Recorded data >>
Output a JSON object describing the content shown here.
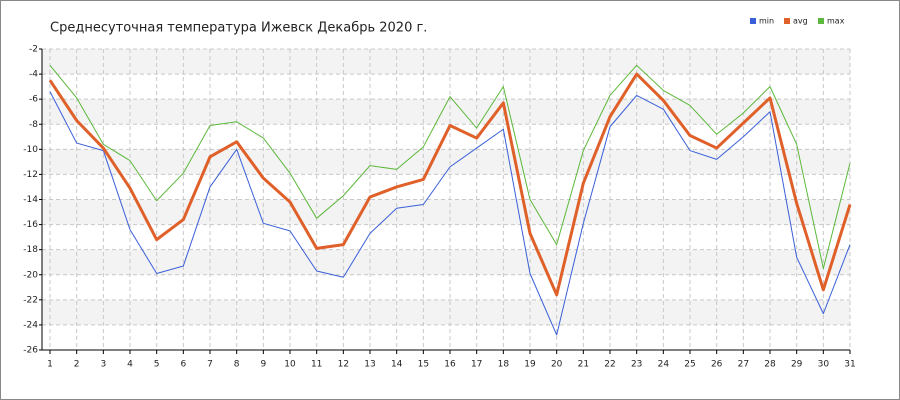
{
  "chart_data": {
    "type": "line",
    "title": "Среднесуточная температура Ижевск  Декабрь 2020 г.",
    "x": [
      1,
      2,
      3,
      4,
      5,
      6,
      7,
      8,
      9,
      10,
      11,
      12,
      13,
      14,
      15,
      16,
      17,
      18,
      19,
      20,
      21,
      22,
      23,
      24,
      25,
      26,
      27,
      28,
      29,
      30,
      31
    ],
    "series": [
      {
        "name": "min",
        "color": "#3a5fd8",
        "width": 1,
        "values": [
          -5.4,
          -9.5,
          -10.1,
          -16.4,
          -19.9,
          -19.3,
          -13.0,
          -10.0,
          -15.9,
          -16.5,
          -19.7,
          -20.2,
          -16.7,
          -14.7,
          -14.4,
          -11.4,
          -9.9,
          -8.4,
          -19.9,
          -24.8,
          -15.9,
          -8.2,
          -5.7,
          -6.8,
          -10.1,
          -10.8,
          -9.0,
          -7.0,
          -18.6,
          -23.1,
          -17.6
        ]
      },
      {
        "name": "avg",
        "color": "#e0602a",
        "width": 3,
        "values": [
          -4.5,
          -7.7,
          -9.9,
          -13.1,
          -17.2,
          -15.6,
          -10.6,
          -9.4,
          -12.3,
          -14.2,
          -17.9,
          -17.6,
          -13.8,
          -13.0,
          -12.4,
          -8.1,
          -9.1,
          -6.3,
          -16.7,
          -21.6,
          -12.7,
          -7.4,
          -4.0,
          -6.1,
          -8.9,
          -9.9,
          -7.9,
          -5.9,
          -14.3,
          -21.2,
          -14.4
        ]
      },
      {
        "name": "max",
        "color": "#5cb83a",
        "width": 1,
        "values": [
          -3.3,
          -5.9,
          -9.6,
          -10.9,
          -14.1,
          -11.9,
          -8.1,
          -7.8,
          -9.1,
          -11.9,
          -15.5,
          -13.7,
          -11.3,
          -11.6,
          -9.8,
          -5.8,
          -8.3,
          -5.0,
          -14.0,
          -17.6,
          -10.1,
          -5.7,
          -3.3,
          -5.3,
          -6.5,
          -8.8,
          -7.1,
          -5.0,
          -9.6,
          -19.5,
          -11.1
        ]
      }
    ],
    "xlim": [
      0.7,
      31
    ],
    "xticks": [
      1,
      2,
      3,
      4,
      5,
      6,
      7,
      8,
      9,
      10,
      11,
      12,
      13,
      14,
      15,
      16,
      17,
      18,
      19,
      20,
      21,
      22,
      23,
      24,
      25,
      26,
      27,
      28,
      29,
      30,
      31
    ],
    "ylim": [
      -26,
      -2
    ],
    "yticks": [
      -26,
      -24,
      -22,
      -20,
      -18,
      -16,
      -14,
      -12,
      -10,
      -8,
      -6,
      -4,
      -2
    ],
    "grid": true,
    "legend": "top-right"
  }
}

Directions >> In the records above, locate every line with the string "color" and copy it.

Written answer >>
        "color": "#3a5fd8",
        "color": "#e0602a",
        "color": "#5cb83a",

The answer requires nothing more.